▶ _To do_: Track down every line below that holds "false" and copy it.

-------- Records for this exercise --------

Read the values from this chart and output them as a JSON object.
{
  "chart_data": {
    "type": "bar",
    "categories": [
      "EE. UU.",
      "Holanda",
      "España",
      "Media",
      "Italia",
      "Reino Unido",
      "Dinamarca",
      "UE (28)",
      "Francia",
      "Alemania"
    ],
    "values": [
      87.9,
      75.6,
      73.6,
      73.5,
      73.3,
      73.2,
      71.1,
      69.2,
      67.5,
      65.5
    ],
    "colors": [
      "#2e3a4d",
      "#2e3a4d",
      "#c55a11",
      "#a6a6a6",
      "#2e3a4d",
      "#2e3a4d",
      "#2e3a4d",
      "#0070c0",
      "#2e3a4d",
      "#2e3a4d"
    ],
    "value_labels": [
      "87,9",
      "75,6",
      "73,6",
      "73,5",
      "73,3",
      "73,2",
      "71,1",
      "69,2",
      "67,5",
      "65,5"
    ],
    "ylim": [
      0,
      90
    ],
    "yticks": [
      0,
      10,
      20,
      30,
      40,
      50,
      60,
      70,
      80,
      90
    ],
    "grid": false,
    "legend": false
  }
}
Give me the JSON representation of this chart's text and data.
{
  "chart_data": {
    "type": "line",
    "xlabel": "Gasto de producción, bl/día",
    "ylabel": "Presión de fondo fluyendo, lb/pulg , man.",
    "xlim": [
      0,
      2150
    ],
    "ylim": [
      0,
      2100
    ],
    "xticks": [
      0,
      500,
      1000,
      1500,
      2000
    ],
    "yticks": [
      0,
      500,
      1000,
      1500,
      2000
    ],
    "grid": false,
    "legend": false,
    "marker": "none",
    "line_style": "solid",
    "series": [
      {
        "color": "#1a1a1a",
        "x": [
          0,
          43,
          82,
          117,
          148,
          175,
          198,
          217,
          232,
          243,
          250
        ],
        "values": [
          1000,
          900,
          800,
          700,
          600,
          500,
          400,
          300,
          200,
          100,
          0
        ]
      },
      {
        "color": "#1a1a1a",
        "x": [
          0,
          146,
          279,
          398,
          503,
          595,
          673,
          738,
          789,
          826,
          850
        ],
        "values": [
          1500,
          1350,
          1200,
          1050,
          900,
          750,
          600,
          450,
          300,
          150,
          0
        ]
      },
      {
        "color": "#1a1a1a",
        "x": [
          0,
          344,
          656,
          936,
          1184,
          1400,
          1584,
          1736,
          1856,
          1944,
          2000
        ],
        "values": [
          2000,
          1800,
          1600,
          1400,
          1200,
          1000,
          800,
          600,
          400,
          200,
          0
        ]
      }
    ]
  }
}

--------

▶ _Worked answer_:
    "grid": false,
    "legend": false
    "grid": false,
    "legend": false,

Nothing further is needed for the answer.